Exercise details: Each entry below is to be duplicated verbatim.

(Records from a data source)
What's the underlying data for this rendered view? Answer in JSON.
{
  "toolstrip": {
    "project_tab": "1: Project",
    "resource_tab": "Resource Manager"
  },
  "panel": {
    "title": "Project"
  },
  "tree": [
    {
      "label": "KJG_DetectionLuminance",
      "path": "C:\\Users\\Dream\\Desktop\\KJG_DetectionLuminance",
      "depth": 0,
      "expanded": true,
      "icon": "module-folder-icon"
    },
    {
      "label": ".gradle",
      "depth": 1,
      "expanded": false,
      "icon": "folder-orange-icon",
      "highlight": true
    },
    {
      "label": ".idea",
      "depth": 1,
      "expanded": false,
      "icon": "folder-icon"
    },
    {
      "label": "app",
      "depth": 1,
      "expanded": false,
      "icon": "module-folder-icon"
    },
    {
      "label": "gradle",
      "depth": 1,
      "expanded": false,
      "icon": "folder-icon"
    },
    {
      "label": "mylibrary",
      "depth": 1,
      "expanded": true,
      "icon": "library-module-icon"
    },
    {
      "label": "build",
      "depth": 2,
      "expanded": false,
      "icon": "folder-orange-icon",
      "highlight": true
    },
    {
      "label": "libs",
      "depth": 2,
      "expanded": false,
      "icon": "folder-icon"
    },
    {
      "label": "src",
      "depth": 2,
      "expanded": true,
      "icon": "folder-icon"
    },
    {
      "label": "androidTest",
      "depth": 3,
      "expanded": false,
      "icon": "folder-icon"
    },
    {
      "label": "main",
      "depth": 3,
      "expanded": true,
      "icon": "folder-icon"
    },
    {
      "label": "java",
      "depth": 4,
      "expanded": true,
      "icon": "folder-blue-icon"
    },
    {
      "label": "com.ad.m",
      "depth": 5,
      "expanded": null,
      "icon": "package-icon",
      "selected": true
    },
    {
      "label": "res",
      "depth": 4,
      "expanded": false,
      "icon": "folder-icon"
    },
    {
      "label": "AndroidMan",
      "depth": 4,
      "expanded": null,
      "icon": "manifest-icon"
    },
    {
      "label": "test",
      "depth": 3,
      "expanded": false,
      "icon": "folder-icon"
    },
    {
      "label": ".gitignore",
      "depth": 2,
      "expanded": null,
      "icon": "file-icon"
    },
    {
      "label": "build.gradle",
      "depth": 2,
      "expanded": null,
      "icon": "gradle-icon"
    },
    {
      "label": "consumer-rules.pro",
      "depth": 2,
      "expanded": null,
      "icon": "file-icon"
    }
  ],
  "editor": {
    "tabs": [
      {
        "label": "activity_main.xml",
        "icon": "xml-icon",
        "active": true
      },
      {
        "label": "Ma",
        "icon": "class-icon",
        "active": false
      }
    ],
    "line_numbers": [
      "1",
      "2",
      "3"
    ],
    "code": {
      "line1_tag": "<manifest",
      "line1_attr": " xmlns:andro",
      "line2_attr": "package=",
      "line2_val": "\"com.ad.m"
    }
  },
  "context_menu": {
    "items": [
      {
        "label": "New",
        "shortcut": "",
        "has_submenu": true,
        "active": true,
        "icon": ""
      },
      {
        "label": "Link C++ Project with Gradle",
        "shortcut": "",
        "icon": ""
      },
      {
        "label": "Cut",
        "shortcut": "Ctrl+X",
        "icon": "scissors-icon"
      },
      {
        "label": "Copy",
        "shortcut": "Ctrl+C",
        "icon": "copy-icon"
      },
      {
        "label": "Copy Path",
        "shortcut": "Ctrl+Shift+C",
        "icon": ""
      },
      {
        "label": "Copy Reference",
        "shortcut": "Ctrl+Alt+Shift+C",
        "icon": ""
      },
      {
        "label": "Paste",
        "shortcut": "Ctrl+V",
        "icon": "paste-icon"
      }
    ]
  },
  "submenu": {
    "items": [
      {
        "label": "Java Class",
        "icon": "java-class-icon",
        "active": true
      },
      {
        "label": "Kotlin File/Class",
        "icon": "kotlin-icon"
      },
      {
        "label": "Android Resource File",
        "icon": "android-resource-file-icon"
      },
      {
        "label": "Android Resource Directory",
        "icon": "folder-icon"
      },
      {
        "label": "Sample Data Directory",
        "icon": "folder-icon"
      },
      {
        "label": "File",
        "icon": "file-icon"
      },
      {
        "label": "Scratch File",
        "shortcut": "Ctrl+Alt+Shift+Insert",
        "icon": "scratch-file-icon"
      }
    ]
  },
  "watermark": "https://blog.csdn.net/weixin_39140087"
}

Result for this exercise:
What's the underlying data for this rendered view? Answer in JSON.
{
  "toolstrip": {
    "project_tab": "1: Project",
    "resource_tab": "Resource Manager"
  },
  "panel": {
    "title": "Project"
  },
  "tree": [
    {
      "label": "KJG_DetectionLuminance",
      "path": "C:\\Users\\Dream\\Desktop\\KJG_DetectionLuminance",
      "depth": 0,
      "expanded": true,
      "icon": "module-folder-icon"
    },
    {
      "label": ".gradle",
      "depth": 1,
      "expanded": false,
      "icon": "folder-orange-icon",
      "highlight": true
    },
    {
      "label": ".idea",
      "depth": 1,
      "expanded": false,
      "icon": "folder-icon"
    },
    {
      "label": "app",
      "depth": 1,
      "expanded": false,
      "icon": "module-folder-icon"
    },
    {
      "label": "gradle",
      "depth": 1,
      "expanded": false,
      "icon": "folder-icon"
    },
    {
      "label": "mylibrary",
      "depth": 1,
      "expanded": true,
      "icon": "library-module-icon"
    },
    {
      "label": "build",
      "depth": 2,
      "expanded": false,
      "icon": "folder-orange-icon",
      "highlight": true
    },
    {
      "label": "libs",
      "depth": 2,
      "expanded": false,
      "icon": "folder-icon"
    },
    {
      "label": "src",
      "depth": 2,
      "expanded": true,
      "icon": "folder-icon"
    },
    {
      "label": "androidTest",
      "depth": 3,
      "expanded": false,
      "icon": "folder-icon"
    },
    {
      "label": "main",
      "depth": 3,
      "expanded": true,
      "icon": "folder-icon"
    },
    {
      "label": "java",
      "depth": 4,
      "expanded": true,
      "icon": "folder-blue-icon"
    },
    {
      "label": "com.ad.m",
      "depth": 5,
      "expanded": null,
      "icon": "package-icon",
      "selected": true
    },
    {
      "label": "res",
      "depth": 4,
      "expanded": false,
      "icon": "folder-icon"
    },
    {
      "label": "AndroidMan",
      "depth": 4,
      "expanded": null,
      "icon": "manifest-icon"
    },
    {
      "label": "test",
      "depth": 3,
      "expanded": false,
      "icon": "folder-icon"
    },
    {
      "label": ".gitignore",
      "depth": 2,
      "expanded": null,
      "icon": "file-icon"
    },
    {
      "label": "build.gradle",
      "depth": 2,
      "expanded": null,
      "icon": "gradle-icon"
    },
    {
      "label": "consumer-rules.pro",
      "depth": 2,
      "expanded": null,
      "icon": "file-icon"
    }
  ],
  "editor": {
    "tabs": [
      {
        "label": "activity_main.xml",
        "icon": "xml-icon",
        "active": true
      },
      {
        "label": "Ma",
        "icon": "class-icon",
        "active": false
      }
    ],
    "line_numbers": [
      "1",
      "2",
      "3"
    ],
    "code": {
      "line1_tag": "<manifest",
      "line1_attr": " xmlns:andro",
      "line2_attr": "package=",
      "line2_val": "\"com.ad.m"
    }
  },
  "context_menu": {
    "items": [
      {
        "label": "New",
        "shortcut": "",
        "has_submenu": true,
        "active": true,
        "icon": ""
      },
      {
        "label": "Link C++ Project with Gradle",
        "shortcut": "",
        "icon": ""
      },
      {
        "label": "Cut",
        "shortcut": "Ctrl+X",
        "icon": "scissors-icon"
      },
      {
        "label": "Copy",
        "shortcut": "Ctrl+C",
        "icon": "copy-icon"
      },
      {
        "label": "Copy Path",
        "shortcut": "Ctrl+Shift+C",
        "icon": ""
      },
      {
        "label": "Copy Reference",
        "shortcut": "Ctrl+Alt+Shift+C",
        "icon": ""
      },
      {
        "label": "Paste",
        "shortcut": "Ctrl+V",
        "icon": "paste-icon"
      }
    ]
  },
  "submenu": {
    "items": [
      {
        "label": "Java Class",
        "icon": "java-class-icon",
        "active": true
      },
      {
        "label": "Kotlin File/Class",
        "icon": "kotlin-icon"
      },
      {
        "label": "Android Resource File",
        "icon": "android-resource-file-icon"
      },
      {
        "label": "Android Resource Directory",
        "icon": "folder-icon"
      },
      {
        "label": "Sample Data Directory",
        "icon": "folder-icon"
      },
      {
        "label": "File",
        "icon": "file-icon"
      },
      {
        "label": "Scratch File",
        "shortcut": "Ctrl+Alt+Shift+Insert",
        "icon": "scratch-file-icon"
      }
    ]
  },
  "watermark": "https://blog.csdn.net/weixin_39140087"
}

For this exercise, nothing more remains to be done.